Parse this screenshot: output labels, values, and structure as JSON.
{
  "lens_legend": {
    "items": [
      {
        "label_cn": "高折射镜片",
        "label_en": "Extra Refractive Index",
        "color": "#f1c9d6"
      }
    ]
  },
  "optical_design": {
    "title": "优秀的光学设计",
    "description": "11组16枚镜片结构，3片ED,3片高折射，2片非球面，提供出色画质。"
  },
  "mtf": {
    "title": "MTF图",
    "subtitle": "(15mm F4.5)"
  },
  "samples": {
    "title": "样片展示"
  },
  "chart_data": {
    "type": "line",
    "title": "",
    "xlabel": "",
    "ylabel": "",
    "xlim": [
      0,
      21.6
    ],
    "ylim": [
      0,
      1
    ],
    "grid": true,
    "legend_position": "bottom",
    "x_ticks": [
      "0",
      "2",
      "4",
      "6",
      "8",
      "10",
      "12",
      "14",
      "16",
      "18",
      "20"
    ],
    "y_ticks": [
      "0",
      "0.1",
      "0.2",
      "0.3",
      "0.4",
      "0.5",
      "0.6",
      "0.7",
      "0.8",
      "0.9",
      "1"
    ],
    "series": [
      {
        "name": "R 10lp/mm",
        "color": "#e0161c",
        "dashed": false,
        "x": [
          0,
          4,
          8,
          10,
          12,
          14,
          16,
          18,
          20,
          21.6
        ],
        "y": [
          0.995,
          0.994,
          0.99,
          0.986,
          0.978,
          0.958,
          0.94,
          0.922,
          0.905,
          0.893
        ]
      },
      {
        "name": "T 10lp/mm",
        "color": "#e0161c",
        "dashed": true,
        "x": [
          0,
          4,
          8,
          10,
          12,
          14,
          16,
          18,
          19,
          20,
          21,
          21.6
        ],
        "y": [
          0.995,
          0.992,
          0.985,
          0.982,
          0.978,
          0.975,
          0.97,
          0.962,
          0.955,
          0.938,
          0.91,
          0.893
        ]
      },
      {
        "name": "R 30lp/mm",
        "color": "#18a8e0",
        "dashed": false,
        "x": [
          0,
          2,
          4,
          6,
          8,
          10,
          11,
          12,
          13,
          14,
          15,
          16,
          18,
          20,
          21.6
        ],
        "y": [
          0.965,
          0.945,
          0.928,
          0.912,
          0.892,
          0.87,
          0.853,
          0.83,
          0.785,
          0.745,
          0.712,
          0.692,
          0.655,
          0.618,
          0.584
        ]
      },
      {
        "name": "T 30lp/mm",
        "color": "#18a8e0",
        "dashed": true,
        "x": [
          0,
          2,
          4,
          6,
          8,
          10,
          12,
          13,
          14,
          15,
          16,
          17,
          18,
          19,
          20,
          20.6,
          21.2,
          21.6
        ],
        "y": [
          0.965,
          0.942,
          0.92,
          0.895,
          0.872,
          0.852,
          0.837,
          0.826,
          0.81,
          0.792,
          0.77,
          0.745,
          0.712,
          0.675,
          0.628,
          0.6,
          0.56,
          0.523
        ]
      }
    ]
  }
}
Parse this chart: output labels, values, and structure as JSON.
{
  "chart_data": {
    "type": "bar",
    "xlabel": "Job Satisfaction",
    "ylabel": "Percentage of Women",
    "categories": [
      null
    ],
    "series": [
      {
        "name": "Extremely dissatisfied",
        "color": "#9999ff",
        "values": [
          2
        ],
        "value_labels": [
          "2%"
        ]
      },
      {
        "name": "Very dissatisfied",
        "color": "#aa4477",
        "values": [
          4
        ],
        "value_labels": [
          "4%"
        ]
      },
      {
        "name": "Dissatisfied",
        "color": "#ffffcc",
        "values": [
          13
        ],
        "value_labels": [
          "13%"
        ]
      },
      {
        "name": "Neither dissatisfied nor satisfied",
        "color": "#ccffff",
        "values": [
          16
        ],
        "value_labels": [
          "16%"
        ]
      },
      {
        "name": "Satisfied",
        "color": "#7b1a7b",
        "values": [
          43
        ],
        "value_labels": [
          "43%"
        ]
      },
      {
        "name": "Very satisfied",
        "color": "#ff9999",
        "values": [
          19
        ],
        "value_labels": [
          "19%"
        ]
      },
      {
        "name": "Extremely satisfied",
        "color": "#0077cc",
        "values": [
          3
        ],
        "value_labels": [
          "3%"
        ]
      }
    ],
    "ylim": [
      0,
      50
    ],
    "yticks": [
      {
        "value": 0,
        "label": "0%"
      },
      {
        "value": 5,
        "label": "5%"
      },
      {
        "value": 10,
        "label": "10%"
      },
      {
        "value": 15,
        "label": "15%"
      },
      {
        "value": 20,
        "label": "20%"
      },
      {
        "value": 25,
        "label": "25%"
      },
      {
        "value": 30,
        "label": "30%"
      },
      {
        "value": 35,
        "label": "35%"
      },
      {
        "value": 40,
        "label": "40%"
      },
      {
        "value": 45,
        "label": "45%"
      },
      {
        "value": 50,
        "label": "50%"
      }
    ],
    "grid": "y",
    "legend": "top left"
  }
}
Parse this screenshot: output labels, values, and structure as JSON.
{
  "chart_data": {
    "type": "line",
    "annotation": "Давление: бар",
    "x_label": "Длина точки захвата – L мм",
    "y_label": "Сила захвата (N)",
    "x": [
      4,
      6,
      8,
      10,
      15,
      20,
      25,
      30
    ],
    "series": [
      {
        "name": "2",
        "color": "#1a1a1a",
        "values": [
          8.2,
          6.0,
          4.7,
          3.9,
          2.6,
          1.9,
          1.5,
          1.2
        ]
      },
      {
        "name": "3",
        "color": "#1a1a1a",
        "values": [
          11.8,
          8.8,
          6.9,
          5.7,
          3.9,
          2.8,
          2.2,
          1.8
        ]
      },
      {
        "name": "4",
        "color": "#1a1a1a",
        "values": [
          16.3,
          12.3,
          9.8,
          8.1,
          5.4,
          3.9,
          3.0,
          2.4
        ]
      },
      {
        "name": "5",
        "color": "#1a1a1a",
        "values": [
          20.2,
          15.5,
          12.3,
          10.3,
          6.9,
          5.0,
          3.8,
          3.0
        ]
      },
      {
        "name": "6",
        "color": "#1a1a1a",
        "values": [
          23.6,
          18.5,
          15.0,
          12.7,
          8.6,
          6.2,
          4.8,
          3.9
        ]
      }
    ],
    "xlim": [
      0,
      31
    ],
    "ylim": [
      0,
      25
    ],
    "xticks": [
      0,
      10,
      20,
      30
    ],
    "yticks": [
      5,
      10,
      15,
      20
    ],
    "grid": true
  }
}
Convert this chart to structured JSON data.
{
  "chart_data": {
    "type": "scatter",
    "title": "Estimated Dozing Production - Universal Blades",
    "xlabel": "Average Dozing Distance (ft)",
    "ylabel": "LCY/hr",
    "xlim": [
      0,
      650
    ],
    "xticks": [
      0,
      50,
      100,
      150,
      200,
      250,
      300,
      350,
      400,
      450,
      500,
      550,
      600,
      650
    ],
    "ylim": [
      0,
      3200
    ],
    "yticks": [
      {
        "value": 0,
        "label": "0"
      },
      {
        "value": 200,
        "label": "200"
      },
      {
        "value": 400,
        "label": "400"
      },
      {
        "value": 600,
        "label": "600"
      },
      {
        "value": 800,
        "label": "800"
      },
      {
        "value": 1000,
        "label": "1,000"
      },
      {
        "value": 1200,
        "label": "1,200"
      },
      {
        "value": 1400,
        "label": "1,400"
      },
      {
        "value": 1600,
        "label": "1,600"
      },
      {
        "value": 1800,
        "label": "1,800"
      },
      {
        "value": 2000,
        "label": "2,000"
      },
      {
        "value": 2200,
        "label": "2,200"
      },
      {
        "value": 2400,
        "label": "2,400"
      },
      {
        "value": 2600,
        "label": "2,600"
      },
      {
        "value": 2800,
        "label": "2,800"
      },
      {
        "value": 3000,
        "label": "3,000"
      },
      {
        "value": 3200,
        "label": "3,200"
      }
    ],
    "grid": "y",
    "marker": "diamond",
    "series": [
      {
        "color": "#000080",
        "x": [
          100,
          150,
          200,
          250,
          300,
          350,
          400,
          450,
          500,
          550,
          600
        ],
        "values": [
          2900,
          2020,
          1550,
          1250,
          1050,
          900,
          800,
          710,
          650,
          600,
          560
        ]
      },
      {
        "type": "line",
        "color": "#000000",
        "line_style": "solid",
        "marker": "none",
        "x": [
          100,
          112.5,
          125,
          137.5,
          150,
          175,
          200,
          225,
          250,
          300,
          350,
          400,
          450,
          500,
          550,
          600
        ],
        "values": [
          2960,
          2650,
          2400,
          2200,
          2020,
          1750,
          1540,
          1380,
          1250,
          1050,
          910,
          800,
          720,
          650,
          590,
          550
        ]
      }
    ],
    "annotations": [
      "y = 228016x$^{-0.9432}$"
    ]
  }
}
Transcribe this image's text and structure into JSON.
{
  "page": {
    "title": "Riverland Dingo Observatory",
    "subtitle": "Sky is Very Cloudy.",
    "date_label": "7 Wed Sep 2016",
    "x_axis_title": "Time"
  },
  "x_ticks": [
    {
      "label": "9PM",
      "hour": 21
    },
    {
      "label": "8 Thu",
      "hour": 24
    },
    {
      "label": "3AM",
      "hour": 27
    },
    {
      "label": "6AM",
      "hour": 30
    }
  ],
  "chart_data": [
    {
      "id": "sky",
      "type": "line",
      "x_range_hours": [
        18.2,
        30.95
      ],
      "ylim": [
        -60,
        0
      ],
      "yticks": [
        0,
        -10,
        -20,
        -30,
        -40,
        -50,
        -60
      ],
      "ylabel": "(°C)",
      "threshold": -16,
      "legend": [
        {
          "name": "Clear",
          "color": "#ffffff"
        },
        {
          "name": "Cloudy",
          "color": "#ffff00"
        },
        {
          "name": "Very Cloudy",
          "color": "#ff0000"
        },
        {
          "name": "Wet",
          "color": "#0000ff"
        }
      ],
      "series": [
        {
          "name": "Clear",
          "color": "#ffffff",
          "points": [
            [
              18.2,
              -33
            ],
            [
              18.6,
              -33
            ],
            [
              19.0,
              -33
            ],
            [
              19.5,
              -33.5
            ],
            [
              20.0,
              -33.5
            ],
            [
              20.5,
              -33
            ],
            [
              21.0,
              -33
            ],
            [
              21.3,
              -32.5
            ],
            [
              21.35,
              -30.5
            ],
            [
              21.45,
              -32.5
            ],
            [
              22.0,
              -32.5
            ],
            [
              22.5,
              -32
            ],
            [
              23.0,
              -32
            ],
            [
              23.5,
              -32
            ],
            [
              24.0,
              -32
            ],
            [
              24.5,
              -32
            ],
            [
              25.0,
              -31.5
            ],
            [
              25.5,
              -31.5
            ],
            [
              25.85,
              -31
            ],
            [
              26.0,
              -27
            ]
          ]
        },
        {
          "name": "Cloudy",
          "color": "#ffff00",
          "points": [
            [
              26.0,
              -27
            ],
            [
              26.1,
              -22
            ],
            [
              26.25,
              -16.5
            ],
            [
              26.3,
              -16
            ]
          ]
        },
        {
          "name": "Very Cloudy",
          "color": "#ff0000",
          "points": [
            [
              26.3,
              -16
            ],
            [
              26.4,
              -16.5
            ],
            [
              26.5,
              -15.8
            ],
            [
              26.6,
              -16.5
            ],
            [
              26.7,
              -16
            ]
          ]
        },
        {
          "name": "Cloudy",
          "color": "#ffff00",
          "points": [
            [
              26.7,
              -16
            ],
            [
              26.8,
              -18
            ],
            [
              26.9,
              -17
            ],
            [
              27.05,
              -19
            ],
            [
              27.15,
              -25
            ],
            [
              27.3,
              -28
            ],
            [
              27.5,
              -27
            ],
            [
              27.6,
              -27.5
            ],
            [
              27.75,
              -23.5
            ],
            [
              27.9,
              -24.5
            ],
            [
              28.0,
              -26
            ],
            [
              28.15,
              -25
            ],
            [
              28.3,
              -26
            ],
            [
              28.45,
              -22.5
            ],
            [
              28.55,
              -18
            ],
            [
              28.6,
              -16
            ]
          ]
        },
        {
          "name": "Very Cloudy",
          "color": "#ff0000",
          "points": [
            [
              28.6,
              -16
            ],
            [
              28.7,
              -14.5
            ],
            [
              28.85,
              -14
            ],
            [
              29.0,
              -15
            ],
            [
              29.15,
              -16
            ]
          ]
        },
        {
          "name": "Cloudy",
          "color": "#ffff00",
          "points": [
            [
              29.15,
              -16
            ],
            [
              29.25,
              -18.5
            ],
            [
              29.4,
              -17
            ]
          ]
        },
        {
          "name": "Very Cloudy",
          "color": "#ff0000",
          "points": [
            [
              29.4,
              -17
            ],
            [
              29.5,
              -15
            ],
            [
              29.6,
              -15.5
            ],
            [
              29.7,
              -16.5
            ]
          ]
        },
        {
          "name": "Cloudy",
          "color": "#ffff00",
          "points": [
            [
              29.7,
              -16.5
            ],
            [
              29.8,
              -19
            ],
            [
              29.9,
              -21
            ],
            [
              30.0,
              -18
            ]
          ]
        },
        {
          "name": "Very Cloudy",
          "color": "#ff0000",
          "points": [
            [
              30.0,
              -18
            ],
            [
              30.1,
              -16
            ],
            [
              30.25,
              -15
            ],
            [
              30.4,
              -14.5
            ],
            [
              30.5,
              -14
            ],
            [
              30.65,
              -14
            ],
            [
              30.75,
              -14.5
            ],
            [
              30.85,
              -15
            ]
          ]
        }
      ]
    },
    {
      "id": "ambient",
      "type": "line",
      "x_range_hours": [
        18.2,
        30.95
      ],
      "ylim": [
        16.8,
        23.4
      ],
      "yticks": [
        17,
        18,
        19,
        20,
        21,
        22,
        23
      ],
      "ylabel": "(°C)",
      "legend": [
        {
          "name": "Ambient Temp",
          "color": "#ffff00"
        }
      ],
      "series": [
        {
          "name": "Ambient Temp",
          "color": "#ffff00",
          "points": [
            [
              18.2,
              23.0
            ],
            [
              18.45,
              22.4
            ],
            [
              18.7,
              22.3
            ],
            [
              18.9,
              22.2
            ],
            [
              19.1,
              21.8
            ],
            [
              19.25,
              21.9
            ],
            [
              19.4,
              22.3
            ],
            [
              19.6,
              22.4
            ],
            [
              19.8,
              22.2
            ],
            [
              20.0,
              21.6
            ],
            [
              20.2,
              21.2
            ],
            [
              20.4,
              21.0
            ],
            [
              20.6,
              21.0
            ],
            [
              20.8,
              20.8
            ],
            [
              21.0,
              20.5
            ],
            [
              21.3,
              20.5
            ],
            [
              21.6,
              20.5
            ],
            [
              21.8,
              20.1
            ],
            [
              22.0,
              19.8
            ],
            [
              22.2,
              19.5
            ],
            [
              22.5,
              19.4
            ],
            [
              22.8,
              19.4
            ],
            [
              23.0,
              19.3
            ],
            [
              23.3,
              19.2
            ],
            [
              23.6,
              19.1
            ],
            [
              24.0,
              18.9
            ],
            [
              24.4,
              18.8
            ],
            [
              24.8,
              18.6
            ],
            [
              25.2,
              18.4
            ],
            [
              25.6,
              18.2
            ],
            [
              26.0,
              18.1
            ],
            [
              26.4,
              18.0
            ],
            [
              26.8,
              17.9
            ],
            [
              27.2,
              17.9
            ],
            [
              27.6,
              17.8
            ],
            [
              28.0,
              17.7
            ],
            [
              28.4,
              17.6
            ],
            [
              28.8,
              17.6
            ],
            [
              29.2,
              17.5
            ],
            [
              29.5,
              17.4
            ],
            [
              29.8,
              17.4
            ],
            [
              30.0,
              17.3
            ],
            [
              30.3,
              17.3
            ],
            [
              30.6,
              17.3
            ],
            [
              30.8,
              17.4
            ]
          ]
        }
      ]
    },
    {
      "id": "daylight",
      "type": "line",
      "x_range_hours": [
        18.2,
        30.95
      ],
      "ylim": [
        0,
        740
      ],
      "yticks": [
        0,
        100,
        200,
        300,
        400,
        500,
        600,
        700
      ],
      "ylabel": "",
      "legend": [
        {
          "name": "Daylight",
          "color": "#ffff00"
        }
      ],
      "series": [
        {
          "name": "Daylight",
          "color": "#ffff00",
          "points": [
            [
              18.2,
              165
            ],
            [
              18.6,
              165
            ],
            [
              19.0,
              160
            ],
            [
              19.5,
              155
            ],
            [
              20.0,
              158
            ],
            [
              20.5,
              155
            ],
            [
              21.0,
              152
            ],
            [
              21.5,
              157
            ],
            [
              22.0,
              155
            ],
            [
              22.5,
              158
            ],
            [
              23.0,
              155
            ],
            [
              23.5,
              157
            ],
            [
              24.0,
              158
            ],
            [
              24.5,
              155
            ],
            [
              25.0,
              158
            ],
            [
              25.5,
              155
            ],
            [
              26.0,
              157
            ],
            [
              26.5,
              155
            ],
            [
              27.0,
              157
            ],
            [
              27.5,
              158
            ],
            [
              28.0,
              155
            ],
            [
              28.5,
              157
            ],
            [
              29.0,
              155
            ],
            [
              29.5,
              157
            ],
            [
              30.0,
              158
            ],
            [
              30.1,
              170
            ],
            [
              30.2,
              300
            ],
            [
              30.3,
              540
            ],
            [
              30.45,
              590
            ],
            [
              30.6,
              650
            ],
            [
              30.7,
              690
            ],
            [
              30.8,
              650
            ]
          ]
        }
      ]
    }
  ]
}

**PROMPT:**
Which lines include "JSON"? Copy each of them out.

**COMPLETE OUTPUT:**
Parse this screenshot: output labels, values, and structure as JSON.
Parse this chart: output labels, values, and structure as JSON.
Parse this screenshot: output labels, values, and structure as JSON.
Convert this chart to structured JSON data.
Transcribe this image's text and structure into JSON.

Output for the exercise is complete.